_Given request_
Give the number of lines that contain the string "приготовления", please, and nothing else.

_Provided material_
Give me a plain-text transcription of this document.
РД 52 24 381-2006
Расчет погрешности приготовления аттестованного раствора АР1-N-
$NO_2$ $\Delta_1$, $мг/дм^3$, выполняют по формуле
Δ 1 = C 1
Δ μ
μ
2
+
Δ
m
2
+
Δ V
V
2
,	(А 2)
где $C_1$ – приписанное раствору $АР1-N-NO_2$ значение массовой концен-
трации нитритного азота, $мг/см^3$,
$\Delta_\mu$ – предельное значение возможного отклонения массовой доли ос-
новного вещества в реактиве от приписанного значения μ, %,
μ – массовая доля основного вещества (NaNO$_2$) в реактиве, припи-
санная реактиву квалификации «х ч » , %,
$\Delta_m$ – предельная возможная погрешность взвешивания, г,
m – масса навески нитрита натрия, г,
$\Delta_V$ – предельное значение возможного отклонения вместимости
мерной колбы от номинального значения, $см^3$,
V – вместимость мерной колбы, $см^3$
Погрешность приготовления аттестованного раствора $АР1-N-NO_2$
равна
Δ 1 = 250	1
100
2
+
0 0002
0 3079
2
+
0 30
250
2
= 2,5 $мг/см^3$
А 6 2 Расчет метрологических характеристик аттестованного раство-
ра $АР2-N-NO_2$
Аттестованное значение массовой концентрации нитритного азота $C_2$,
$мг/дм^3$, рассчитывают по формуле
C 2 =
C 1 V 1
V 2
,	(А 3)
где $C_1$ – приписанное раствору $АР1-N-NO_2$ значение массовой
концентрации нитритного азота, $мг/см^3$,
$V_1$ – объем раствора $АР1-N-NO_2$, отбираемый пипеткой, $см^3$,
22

_Answer to the exercise_
2